**Problem to solve:**
State how many lines hold the string "Negotiation". Give the number and nothing else.

[Entries taken from a collection]

□ □ □ □ □

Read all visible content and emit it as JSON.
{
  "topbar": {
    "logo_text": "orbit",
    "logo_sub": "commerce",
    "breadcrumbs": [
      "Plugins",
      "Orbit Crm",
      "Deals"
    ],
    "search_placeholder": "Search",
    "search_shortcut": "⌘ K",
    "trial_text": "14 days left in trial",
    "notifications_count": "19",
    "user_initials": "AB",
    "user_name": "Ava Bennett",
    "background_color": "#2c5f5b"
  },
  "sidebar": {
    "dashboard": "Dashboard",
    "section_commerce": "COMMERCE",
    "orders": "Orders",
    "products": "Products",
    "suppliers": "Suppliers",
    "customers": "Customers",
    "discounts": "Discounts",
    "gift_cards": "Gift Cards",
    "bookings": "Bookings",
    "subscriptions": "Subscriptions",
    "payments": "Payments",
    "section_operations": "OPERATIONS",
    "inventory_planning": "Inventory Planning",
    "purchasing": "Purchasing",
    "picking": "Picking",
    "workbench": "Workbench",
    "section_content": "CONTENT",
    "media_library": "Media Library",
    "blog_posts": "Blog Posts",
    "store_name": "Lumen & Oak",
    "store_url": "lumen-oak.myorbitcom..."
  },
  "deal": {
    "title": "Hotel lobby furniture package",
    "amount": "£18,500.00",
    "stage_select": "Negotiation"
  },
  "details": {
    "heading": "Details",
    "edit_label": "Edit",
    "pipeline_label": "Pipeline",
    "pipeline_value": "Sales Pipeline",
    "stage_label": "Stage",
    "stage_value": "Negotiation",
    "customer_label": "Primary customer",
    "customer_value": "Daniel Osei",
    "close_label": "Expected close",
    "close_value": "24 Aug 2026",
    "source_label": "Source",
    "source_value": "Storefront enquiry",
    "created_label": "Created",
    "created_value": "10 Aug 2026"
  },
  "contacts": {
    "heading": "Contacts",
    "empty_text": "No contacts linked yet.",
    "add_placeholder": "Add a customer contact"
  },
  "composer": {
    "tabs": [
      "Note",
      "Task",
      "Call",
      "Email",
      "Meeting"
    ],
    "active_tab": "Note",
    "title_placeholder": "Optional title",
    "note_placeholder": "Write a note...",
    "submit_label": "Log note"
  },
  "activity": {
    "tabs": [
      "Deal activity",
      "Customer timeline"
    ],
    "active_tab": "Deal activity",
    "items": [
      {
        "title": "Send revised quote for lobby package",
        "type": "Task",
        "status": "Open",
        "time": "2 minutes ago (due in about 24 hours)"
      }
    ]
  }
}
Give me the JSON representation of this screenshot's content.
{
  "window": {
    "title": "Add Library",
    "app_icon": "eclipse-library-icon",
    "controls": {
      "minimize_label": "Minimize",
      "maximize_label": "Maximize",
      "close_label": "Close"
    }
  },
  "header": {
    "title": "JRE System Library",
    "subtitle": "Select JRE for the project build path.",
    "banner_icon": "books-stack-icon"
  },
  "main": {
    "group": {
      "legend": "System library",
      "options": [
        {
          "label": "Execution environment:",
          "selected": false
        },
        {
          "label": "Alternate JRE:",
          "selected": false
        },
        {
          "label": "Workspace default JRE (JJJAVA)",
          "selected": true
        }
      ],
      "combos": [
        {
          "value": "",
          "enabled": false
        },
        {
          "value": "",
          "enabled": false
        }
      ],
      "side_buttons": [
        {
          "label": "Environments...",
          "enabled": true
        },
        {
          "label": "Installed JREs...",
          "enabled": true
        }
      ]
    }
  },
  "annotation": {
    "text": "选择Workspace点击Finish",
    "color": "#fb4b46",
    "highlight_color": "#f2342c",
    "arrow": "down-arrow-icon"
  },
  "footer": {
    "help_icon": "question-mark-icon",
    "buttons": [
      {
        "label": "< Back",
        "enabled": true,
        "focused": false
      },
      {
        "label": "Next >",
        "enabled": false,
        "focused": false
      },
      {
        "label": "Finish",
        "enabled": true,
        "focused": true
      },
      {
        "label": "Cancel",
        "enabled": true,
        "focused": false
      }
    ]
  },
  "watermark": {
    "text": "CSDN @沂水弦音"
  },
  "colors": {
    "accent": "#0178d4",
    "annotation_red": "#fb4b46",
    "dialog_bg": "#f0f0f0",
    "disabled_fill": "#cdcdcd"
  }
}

□ □ □ □ □

**Result below:**
2